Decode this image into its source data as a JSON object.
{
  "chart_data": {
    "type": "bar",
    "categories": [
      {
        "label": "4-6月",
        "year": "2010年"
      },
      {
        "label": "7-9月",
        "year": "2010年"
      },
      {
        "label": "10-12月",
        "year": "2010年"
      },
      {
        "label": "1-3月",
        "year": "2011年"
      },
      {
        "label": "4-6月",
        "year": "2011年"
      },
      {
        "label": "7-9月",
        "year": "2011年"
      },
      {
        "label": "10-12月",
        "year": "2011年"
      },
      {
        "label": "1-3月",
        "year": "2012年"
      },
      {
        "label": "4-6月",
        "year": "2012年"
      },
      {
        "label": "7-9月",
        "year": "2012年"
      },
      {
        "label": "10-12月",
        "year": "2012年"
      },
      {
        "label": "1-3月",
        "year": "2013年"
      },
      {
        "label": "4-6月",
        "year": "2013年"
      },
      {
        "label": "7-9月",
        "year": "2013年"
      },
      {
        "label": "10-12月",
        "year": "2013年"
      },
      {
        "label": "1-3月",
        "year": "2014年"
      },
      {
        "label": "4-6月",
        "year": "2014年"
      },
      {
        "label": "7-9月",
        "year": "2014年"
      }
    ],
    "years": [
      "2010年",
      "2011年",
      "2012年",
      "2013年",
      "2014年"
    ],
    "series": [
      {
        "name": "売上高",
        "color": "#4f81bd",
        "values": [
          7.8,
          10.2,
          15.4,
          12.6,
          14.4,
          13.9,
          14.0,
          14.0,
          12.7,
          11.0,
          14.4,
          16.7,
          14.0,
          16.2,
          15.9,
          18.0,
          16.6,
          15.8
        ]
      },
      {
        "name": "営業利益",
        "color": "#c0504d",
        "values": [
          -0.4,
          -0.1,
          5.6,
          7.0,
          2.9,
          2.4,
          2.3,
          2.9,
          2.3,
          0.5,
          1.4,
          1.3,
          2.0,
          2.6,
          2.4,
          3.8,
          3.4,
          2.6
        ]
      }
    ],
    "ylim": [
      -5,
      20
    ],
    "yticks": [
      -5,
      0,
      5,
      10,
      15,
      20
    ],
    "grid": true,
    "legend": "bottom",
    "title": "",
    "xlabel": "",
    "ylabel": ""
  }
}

## STATED PROBLEM
Copy out all of the records shown above exactly.

## ANSWER TO THE PROBLEM
Decode this image into its source data as a JSON object.
{
  "chart_data": {
    "type": "bar",
    "categories": [
      {
        "label": "4-6月",
        "year": "2010年"
      },
      {
        "label": "7-9月",
        "year": "2010年"
      },
      {
        "label": "10-12月",
        "year": "2010年"
      },
      {
        "label": "1-3月",
        "year": "2011年"
      },
      {
        "label": "4-6月",
        "year": "2011年"
      },
      {
        "label": "7-9月",
        "year": "2011年"
      },
      {
        "label": "10-12月",
        "year": "2011年"
      },
      {
        "label": "1-3月",
        "year": "2012年"
      },
      {
        "label": "4-6月",
        "year": "2012年"
      },
      {
        "label": "7-9月",
        "year": "2012年"
      },
      {
        "label": "10-12月",
        "year": "2012年"
      },
      {
        "label": "1-3月",
        "year": "2013年"
      },
      {
        "label": "4-6月",
        "year": "2013年"
      },
      {
        "label": "7-9月",
        "year": "2013年"
      },
      {
        "label": "10-12月",
        "year": "2013年"
      },
      {
        "label": "1-3月",
        "year": "2014年"
      },
      {
        "label": "4-6月",
        "year": "2014年"
      },
      {
        "label": "7-9月",
        "year": "2014年"
      }
    ],
    "years": [
      "2010年",
      "2011年",
      "2012年",
      "2013年",
      "2014年"
    ],
    "series": [
      {
        "name": "売上高",
        "color": "#4f81bd",
        "values": [
          7.8,
          10.2,
          15.4,
          12.6,
          14.4,
          13.9,
          14.0,
          14.0,
          12.7,
          11.0,
          14.4,
          16.7,
          14.0,
          16.2,
          15.9,
          18.0,
          16.6,
          15.8
        ]
      },
      {
        "name": "営業利益",
        "color": "#c0504d",
        "values": [
          -0.4,
          -0.1,
          5.6,
          7.0,
          2.9,
          2.4,
          2.3,
          2.9,
          2.3,
          0.5,
          1.4,
          1.3,
          2.0,
          2.6,
          2.4,
          3.8,
          3.4,
          2.6
        ]
      }
    ],
    "ylim": [
      -5,
      20
    ],
    "yticks": [
      -5,
      0,
      5,
      10,
      15,
      20
    ],
    "grid": true,
    "legend": "bottom",
    "title": "",
    "xlabel": "",
    "ylabel": ""
  }
}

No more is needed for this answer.